▶ **Tareas**
[1] Según el fragmento sobre la seguridad en Barcelona, ¿a qué se debe que el sistema de seguridad de la ciudad dé crecientes señales de inoperancia? Responda en una a tres oraciones.
[2] Enumere las tres instancias entre las que, según el fragmento sobre la seguridad en Barcelona, la aventura independentista ha hecho casi imposible la cooperación.

▶ **Fragmento para leer**

┌──

Además, Barcelona sigue mostrando los efectos de la crisis económica, sobre todo en su periferia donde municipios como Sabadell o Badalona mantienen tasas de desempleo superiores a las que tenían antes de la gran recesión. En este contexto, los problemas sociales se convierten en caldo de cultivo para el crimen. La capital catalana se enfrenta a un creciente consumo de narcóticos. De hecho, el número de heroinómanos ha experimentado un fuerte aumento y algunos estudios la señalan como la ciudad europea con mayor consumo de cocaína. Entretanto, zonas del centro urbano se enfrentan a la presencia de grupos de Menores Extranjeros No Acompañados (MENA), frecuentemente de origen norteafricano, que se han convertido en uno de los motores del crecimiento de la criminalidad.
Por su parte, el sistema de seguridad que protege la ciudad da crecientes señales de inoperancia fruto de una combinación de politización, mala gestión y falta de recursos. La aventura independentista pilotada desde la Generalitat ha tenido dos consecuencias nefastas para la seguridad. Por un lado, ha roto la neutralidad de los Mossos, donde se ha desatado una batalla sorda entre funcionarios favorables y contrarios al procés. Por otra parte, ha hecho casi imposible la cooperación entre el Gobierno central, la cúpula autonómica y las autoridades locales.

└──

▶ **Entradas mostradas**
┌──

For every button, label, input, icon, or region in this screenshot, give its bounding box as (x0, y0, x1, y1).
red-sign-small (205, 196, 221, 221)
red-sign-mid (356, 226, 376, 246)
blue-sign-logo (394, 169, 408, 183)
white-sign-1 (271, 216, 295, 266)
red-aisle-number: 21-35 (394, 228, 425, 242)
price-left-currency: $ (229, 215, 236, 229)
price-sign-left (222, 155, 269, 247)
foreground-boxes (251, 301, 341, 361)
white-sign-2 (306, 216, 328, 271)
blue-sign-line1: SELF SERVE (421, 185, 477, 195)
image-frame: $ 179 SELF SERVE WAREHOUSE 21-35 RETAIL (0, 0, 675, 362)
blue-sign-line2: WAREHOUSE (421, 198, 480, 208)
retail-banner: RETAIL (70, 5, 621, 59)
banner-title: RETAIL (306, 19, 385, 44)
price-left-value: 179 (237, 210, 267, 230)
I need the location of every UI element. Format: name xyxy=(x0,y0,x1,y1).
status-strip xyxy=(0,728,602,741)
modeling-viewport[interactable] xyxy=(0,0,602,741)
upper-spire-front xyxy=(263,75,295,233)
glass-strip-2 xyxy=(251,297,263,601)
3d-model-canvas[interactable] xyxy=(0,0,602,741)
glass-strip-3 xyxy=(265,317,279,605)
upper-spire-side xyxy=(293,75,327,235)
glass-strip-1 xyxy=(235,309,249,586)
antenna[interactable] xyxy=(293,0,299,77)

└──

▶ **Respuestas numeradas**
[1] La inoperancia del sistema de seguridad se debe a una combinación de politización, mala gestión y falta de recursos.

[2]
- El Gobierno central
- La cúpula autonómica
- Las autoridades locales